- Work to complete
What is the number of lines containing "type"? Give only that number.

(Entries with figure data)
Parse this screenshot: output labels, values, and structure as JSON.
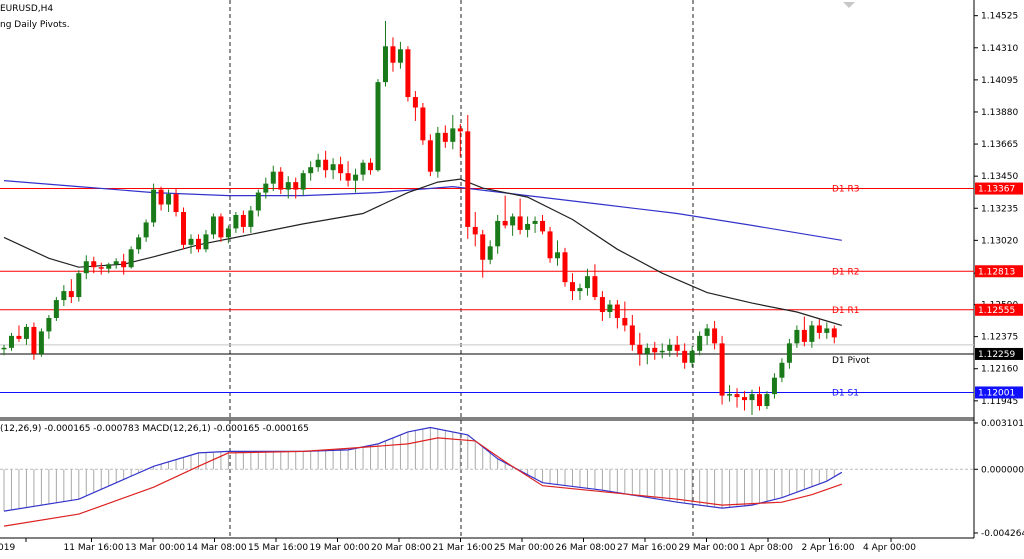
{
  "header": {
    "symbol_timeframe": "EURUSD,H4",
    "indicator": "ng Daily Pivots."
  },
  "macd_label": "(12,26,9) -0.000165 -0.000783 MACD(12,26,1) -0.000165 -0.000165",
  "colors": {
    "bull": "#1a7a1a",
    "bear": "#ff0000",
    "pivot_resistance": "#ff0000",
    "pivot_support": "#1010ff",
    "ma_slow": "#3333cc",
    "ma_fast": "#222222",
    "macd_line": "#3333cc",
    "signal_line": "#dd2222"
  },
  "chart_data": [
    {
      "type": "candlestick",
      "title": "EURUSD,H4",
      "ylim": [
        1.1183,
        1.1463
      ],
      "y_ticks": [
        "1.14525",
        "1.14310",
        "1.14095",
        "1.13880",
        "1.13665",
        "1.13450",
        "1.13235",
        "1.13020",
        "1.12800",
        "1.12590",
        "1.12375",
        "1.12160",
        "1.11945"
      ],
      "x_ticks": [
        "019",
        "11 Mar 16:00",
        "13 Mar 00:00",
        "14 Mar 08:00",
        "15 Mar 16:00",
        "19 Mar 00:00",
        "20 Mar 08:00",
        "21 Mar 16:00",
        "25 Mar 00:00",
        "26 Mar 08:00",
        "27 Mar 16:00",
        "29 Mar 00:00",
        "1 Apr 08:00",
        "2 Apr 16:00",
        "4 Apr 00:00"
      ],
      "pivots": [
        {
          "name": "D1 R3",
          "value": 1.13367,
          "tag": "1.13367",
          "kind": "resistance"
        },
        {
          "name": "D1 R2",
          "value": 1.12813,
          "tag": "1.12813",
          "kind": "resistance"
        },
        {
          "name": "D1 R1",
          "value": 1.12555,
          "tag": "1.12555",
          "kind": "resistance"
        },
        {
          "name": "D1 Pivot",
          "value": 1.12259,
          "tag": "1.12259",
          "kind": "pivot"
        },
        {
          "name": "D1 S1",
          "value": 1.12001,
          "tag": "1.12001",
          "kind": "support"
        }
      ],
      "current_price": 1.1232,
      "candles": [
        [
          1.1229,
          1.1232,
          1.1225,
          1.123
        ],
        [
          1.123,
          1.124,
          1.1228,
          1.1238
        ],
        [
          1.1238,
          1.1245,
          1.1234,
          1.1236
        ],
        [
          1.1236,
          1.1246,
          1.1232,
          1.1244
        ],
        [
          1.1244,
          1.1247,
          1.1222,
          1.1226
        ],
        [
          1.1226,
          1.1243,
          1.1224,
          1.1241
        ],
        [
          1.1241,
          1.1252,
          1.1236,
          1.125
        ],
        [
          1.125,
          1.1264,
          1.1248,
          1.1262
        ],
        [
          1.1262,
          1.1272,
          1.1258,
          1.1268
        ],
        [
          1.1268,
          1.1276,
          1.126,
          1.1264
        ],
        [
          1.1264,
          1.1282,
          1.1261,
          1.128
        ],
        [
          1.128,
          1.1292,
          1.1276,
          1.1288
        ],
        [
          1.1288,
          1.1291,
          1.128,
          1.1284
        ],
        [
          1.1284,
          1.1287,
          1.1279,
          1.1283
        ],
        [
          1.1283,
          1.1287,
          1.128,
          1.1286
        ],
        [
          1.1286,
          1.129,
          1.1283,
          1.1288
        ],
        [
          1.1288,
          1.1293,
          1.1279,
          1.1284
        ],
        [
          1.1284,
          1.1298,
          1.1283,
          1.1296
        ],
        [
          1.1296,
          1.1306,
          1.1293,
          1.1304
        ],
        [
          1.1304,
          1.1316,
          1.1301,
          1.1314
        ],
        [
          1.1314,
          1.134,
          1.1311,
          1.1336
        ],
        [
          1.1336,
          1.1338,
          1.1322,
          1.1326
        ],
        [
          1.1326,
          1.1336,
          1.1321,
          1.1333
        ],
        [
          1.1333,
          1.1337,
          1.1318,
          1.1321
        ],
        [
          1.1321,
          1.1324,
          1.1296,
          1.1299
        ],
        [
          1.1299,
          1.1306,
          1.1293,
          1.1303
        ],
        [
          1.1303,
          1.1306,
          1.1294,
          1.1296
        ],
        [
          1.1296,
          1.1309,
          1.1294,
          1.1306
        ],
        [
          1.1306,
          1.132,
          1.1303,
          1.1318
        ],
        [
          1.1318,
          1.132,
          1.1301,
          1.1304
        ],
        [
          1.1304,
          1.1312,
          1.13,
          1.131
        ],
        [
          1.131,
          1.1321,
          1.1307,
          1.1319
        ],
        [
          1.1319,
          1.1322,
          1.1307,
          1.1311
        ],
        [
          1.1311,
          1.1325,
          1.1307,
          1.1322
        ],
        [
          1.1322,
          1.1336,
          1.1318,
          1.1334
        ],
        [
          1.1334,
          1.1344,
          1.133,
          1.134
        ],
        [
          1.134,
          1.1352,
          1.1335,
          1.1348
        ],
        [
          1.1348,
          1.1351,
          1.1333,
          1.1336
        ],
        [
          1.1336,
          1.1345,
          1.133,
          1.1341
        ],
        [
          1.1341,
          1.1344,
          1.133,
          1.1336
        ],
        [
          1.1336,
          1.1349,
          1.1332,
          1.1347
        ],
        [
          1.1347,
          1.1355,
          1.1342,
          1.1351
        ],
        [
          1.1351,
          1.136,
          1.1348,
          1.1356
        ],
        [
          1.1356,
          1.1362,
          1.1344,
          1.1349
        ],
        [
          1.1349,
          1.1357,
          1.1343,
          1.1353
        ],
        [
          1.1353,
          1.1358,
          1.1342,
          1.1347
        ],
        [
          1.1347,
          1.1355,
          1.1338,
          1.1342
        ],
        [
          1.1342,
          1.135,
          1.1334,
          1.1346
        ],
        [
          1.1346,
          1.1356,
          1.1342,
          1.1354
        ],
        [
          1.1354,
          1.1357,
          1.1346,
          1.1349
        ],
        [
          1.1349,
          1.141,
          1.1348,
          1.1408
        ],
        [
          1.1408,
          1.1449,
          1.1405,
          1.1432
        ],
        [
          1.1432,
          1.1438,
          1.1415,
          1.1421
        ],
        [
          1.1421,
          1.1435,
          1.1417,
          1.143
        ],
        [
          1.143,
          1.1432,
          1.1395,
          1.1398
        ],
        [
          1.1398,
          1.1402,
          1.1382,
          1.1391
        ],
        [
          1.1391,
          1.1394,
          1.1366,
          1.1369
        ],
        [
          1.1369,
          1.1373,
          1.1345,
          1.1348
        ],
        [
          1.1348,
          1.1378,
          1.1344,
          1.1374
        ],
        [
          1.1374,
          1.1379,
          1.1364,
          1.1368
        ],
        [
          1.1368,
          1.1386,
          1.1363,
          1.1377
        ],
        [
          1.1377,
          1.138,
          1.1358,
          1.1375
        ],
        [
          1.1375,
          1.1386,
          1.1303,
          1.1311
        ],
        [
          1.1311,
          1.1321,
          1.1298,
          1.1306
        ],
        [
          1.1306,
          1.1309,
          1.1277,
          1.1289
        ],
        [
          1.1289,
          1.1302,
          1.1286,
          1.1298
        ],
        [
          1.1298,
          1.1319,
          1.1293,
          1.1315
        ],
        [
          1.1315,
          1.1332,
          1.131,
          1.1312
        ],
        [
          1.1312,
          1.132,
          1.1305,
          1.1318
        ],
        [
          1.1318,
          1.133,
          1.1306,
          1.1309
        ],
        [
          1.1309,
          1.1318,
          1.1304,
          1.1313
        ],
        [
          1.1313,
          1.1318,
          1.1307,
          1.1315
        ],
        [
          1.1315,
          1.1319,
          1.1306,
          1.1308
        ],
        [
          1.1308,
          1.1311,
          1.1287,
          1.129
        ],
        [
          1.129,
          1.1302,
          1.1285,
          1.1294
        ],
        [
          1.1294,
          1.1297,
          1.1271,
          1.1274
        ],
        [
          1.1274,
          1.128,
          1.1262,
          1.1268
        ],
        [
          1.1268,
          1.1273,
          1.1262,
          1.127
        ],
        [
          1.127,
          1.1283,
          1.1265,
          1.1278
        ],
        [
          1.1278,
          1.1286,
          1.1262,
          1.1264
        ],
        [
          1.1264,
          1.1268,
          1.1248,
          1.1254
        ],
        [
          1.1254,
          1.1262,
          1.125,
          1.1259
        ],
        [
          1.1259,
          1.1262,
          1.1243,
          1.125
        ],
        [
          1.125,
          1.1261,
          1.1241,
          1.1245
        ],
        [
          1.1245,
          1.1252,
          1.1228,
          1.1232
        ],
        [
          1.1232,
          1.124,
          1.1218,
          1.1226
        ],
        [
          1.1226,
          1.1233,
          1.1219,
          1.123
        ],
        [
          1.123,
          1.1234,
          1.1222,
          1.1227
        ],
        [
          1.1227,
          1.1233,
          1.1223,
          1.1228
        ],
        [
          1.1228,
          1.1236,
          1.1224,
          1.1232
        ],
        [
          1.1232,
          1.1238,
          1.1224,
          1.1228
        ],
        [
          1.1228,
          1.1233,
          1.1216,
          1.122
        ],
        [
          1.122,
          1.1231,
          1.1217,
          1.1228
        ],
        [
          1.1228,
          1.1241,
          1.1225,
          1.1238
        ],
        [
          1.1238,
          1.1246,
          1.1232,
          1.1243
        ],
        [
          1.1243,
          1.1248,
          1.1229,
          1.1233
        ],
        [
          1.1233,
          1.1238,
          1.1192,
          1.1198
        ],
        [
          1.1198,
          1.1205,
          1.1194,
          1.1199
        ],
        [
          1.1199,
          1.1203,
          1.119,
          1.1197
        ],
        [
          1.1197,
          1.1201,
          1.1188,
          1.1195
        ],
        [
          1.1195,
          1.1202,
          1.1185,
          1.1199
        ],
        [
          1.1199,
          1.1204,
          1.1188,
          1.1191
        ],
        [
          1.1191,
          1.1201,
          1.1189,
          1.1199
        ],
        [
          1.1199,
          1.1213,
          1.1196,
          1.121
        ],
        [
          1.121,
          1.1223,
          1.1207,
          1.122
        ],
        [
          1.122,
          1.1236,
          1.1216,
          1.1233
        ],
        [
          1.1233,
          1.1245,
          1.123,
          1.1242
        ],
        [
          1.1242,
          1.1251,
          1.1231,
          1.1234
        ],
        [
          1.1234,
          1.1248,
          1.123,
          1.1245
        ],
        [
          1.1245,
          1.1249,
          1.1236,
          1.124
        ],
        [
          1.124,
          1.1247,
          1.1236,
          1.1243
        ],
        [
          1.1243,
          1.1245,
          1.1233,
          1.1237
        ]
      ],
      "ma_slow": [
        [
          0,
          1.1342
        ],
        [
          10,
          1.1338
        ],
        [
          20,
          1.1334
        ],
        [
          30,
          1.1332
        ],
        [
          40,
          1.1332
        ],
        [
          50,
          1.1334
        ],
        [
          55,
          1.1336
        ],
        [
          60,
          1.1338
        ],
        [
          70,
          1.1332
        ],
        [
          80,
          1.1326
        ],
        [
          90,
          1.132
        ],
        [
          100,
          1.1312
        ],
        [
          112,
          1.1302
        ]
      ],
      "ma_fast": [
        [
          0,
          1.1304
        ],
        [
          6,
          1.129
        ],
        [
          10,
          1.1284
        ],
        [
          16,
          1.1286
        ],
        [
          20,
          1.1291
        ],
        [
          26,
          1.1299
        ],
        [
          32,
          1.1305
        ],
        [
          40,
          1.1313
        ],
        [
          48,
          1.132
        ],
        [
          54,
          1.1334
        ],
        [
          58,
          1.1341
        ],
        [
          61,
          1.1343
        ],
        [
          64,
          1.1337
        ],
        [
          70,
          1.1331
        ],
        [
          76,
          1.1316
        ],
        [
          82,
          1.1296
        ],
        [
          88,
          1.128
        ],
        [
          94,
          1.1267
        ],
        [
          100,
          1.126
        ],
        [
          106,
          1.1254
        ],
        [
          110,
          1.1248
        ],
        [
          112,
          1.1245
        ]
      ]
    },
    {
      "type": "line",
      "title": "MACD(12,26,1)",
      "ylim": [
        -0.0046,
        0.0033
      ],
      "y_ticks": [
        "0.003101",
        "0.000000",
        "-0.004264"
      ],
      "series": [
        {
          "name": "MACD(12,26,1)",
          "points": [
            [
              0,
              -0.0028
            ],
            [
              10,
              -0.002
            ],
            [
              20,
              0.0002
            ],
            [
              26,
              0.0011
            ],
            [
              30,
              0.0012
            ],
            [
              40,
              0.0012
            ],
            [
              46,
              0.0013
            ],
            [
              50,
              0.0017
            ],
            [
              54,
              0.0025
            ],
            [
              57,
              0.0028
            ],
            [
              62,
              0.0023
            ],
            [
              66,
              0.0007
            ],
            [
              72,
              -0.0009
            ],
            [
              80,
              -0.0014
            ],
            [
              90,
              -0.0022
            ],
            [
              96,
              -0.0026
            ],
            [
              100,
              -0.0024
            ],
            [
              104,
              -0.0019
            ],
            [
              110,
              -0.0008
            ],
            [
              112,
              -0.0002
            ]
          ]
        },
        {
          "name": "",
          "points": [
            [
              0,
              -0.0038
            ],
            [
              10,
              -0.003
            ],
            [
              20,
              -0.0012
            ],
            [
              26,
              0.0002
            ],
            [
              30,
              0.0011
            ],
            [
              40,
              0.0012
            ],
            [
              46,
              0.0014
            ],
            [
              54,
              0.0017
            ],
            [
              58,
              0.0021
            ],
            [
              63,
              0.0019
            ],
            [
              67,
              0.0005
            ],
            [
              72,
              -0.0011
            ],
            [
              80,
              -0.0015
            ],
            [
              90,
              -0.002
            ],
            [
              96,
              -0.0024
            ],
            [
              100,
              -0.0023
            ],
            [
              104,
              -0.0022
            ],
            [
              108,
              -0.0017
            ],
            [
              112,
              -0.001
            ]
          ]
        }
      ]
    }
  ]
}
---
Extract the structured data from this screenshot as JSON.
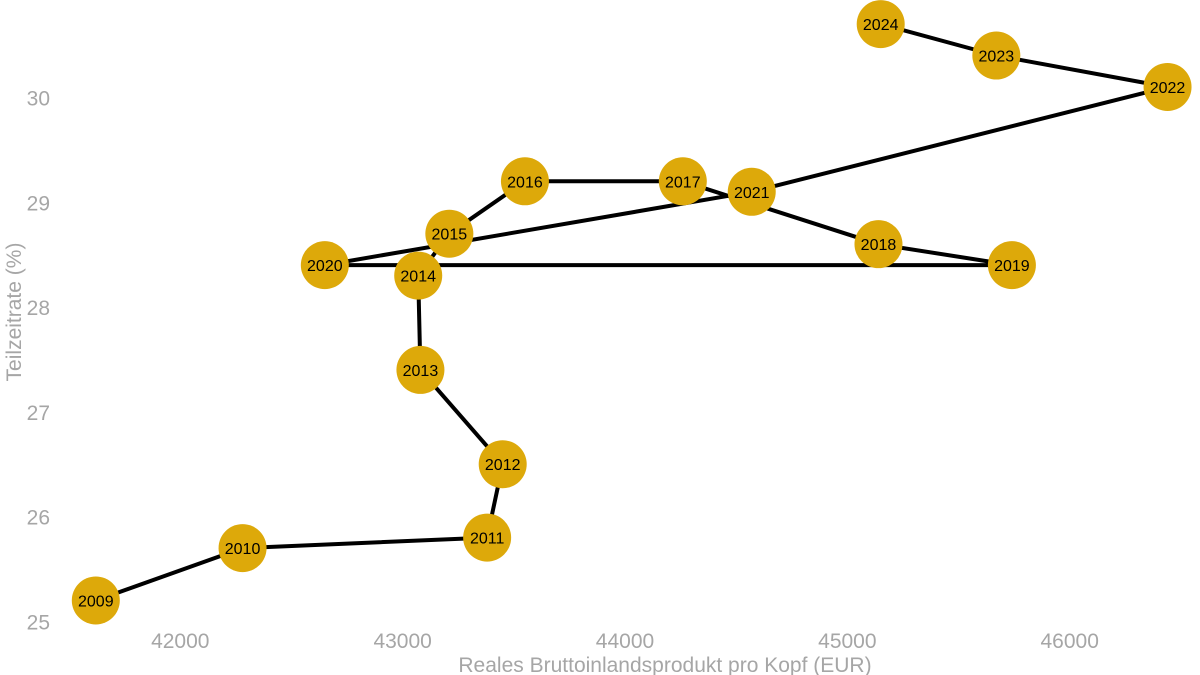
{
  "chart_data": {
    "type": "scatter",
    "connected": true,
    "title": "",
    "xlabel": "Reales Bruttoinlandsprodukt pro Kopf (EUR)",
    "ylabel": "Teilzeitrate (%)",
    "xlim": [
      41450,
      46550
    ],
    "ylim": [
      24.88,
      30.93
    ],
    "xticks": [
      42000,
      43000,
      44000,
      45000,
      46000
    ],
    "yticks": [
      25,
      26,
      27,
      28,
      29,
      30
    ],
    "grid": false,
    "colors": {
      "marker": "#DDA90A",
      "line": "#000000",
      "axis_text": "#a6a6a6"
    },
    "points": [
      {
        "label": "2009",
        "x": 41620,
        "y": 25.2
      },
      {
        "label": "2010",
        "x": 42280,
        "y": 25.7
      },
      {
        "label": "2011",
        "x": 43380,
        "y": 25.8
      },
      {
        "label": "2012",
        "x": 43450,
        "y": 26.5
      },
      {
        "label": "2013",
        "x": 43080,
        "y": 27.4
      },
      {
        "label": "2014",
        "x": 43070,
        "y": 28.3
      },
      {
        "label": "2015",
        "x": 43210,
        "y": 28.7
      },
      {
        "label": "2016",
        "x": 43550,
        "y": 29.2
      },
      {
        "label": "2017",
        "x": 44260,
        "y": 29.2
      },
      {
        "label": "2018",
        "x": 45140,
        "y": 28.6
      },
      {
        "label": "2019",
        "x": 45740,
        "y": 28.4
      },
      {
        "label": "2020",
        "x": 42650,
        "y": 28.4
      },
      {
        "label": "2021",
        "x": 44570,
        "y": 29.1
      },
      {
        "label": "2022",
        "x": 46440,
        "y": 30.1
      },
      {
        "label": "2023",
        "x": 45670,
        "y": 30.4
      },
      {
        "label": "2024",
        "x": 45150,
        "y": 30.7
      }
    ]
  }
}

- Exercise answer
3